REQUIRED WORK => All entries must be repeated exactly; do not include the pictures.

ROWS =>

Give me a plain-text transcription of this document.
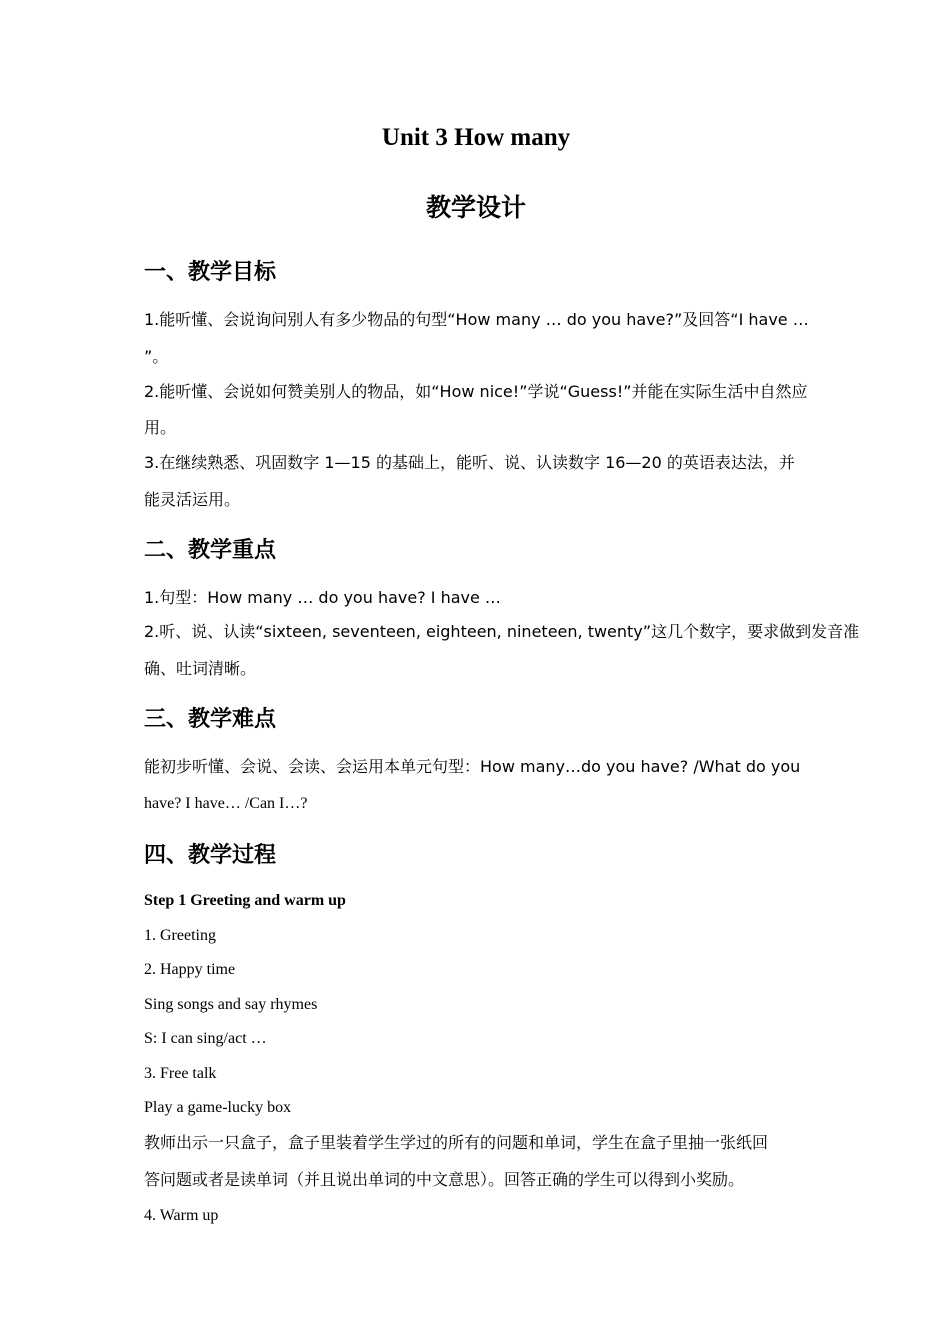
Unit 3 How many
教学设计
一、教学目标
1.能听懂、会说询问别人有多少物品的句型“How many … do you have?”及回答“I have …
”。
2.能听懂、会说如何赞美别人的物品，如“How nice!”学说“Guess!”并能在实际生活中自然应
用。
3.在继续熟悉、巩固数字 1—15 的基础上，能听、说、认读数字 16—20 的英语表达法，并
能灵活运用。
二、教学重点
1.句型：How many … do you have? I have …
2.听、说、认读“sixteen, seventeen, eighteen, nineteen, twenty”这几个数字，要求做到发音准
确、吐词清晰。
三、教学难点
能初步听懂、会说、会读、会运用本单元句型：How many…do you have? /What do you
have? I have… /Can I…?
四、教学过程
Step 1 Greeting and warm up
1. Greeting
2. Happy time
Sing songs and say rhymes
S: I can sing/act …
3. Free talk
Play a game-lucky box
教师出示一只盒子，盒子里装着学生学过的所有的问题和单词，学生在盒子里抽一张纸回
答问题或者是读单词（并且说出单词的中文意思）。回答正确的学生可以得到小奖励。
4. Warm up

RESULT FOR THIS TASK =>
Give me a plain-text transcription of this document.
Unit 3 How many
教学设计
一、教学目标
1.能听懂、会说询问别人有多少物品的句型“How many … do you have?”及回答“I have …
”。
2.能听懂、会说如何赞美别人的物品，如“How nice!”学说“Guess!”并能在实际生活中自然应
用。
3.在继续熟悉、巩固数字 1—15 的基础上，能听、说、认读数字 16—20 的英语表达法，并
能灵活运用。
二、教学重点
1.句型：How many … do you have? I have …
2.听、说、认读“sixteen, seventeen, eighteen, nineteen, twenty”这几个数字，要求做到发音准
确、吐词清晰。
三、教学难点
能初步听懂、会说、会读、会运用本单元句型：How many…do you have? /What do you
have? I have… /Can I…?
四、教学过程
Step 1 Greeting and warm up
1. Greeting
2. Happy time
Sing songs and say rhymes
S: I can sing/act …
3. Free talk
Play a game-lucky box
教师出示一只盒子，盒子里装着学生学过的所有的问题和单词，学生在盒子里抽一张纸回
答问题或者是读单词（并且说出单词的中文意思）。回答正确的学生可以得到小奖励。
4. Warm up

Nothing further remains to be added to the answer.